Select every line holding the word "Αγροτικής" and copy it.

— Start of Data for processing —

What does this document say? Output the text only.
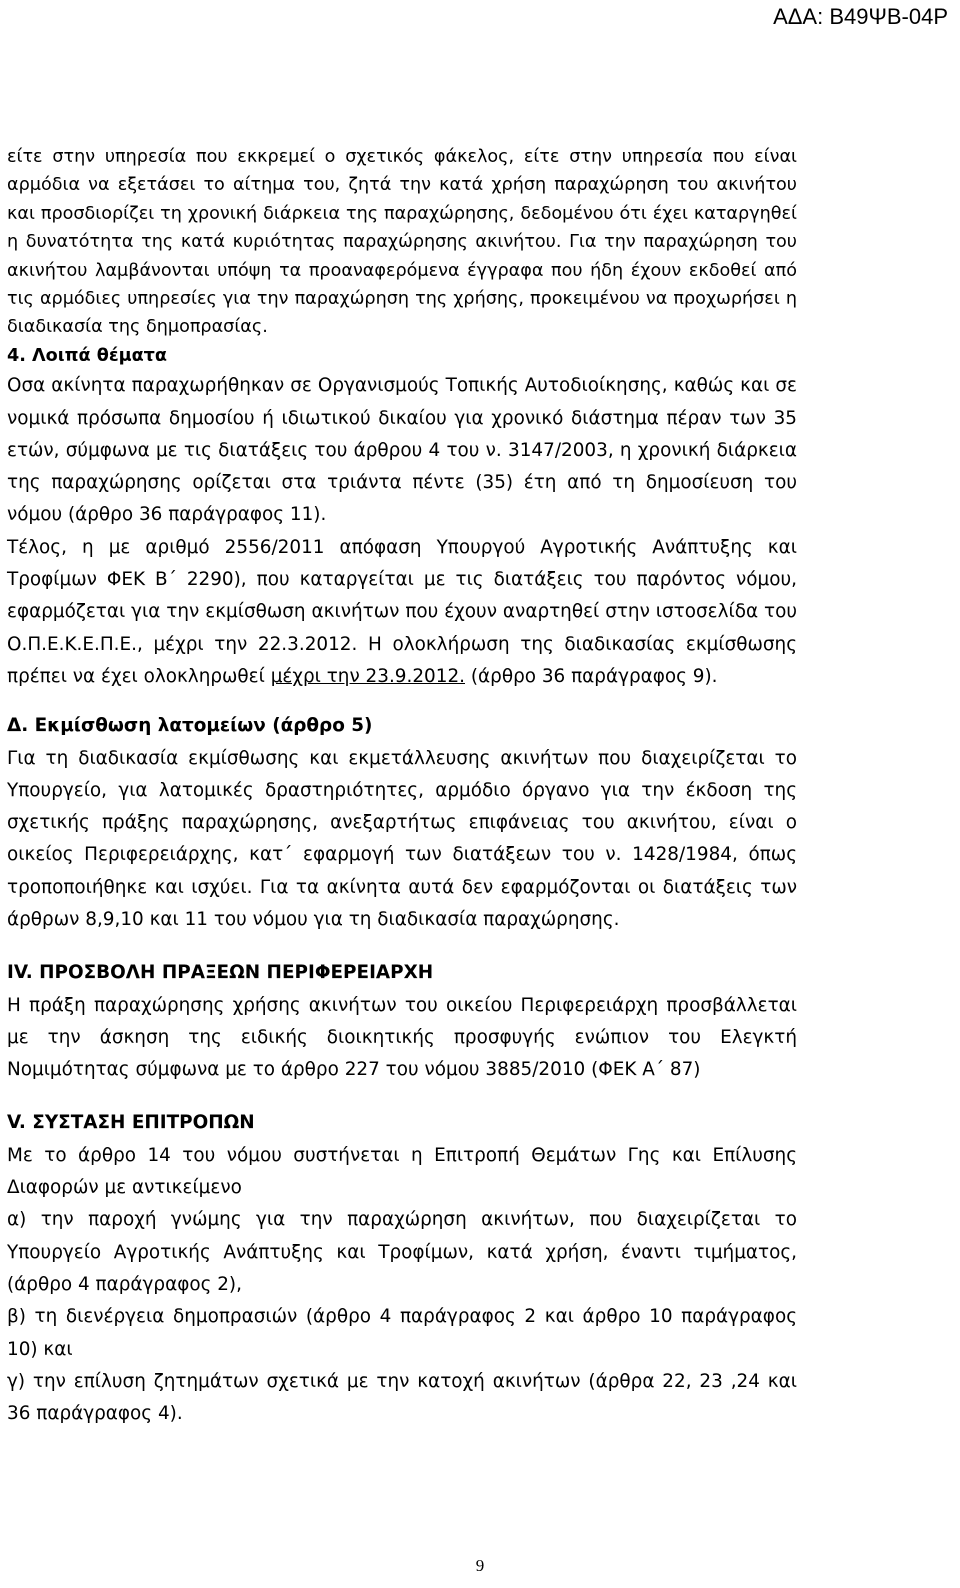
ΑΔΑ: Β49ΨΒ-04Ρ

είτε στην υπηρεσία που εκκρεμεί ο σχετικός φάκελος, είτε στην υπηρεσία που είναι αρμόδια να εξετάσει το αίτημα του, ζητά την κατά χρήση παραχώρηση του ακινήτου και προσδιορίζει τη χρονική διάρκεια της παραχώρησης, δεδομένου ότι έχει καταργηθεί η δυνατότητα της κατά κυριότητας παραχώρησης ακινήτου. Για την παραχώρηση του ακινήτου λαμβάνονται υπόψη τα προαναφερόμενα έγγραφα που ήδη έχουν εκδοθεί από τις αρμόδιες υπηρεσίες για την παραχώρηση της χρήσης, προκειμένου να προχωρήσει η διαδικασία της δημοπρασίας.

4. Λοιπά θέματα

Οσα ακίνητα παραχωρήθηκαν σε Οργανισμούς Τοπικής Αυτοδιοίκησης, καθώς και σε νομικά πρόσωπα δημοσίου ή ιδιωτικού δικαίου για χρονικό διάστημα πέραν των 35 ετών, σύμφωνα με τις διατάξεις του άρθρου 4 του ν. 3147/2003, η χρονική διάρκεια της παραχώρησης ορίζεται στα τριάντα πέντε (35) έτη από τη δημοσίευση του νόμου (άρθρο 36 παράγραφος 11).

Τέλος, η με αριθμό 2556/2011 απόφαση Υπουργού Αγροτικής Ανάπτυξης και Τροφίμων ΦΕΚ Β΄ 2290), που καταργείται με τις διατάξεις του παρόντος νόμου, εφαρμόζεται για την εκμίσθωση ακινήτων που έχουν αναρτηθεί στην ιστοσελίδα του Ο.Π.Ε.Κ.Ε.Π.Ε., μέχρι την 22.3.2012. Η ολοκλήρωση της διαδικασίας εκμίσθωσης πρέπει να έχει ολοκληρωθεί μέχρι την 23.9.2012. (άρθρο 36 παράγραφος 9).

Δ. Εκμίσθωση λατομείων (άρθρο 5)

Για τη διαδικασία εκμίσθωσης και εκμετάλλευσης ακινήτων που διαχειρίζεται το Υπουργείο, για λατομικές δραστηριότητες, αρμόδιο όργανο για την έκδοση της σχετικής πράξης παραχώρησης, ανεξαρτήτως επιφάνειας του ακινήτου, είναι ο οικείος Περιφερειάρχης, κατ΄ εφαρμογή των διατάξεων του ν. 1428/1984, όπως τροποποιήθηκε και ισχύει. Για τα ακίνητα αυτά δεν εφαρμόζονται οι διατάξεις των άρθρων 8,9,10 και 11 του νόμου για τη διαδικασία παραχώρησης.

IV. ΠΡΟΣΒΟΛΗ ΠΡΑΞΕΩΝ ΠΕΡΙΦΕΡΕΙΑΡΧΗ

Η πράξη παραχώρησης χρήσης ακινήτων του οικείου Περιφερειάρχη προσβάλλεται με την άσκηση της ειδικής διοικητικής προσφυγής ενώπιον του Ελεγκτή Νομιμότητας σύμφωνα με το άρθρο 227 του νόμου 3885/2010 (ΦΕΚ Α΄ 87)

V. ΣΥΣΤΑΣΗ ΕΠΙΤΡΟΠΩΝ

Με το άρθρο 14 του νόμου συστήνεται η Επιτροπή Θεμάτων Γης και Επίλυσης Διαφορών με αντικείμενο

α) την παροχή γνώμης για την παραχώρηση ακινήτων, που διαχειρίζεται το Υπουργείο Αγροτικής Ανάπτυξης και Τροφίμων, κατά χρήση, έναντι τιμήματος, (άρθρο 4 παράγραφος 2),

β) τη διενέργεια δημοπρασιών (άρθρο 4 παράγραφος 2 και άρθρο 10 παράγραφος 10) και

γ) την επίλυση ζητημάτων σχετικά με την κατοχή ακινήτων (άρθρα 22, 23 ,24 και 36 παράγραφος 4).

9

— End of Data for processing —

• The solution:
Τέλος, η με αριθμό 2556/2011 απόφαση Υπουργού Αγροτικής Ανάπτυξης και Τροφίμων ΦΕΚ Β΄ 2290), που καταργείται με τις διατάξεις του παρόντος νόμου, εφαρμόζεται για την εκμίσθωση ακινήτων που έχουν αναρτηθεί στην ιστοσελίδα του Ο.Π.Ε.Κ.Ε.Π.Ε., μέχρι την 22.3.2012. Η ολοκλήρωση της διαδικασίας εκμίσθωσης πρέπει να έχει ολοκληρωθεί μέχρι την 23.9.2012. (άρθρο 36 παράγραφος 9).
α) την παροχή γνώμης για την παραχώρηση ακινήτων, που διαχειρίζεται το Υπουργείο Αγροτικής Ανάπτυξης και Τροφίμων, κατά χρήση, έναντι τιμήματος, (άρθρο 4 παράγραφος 2),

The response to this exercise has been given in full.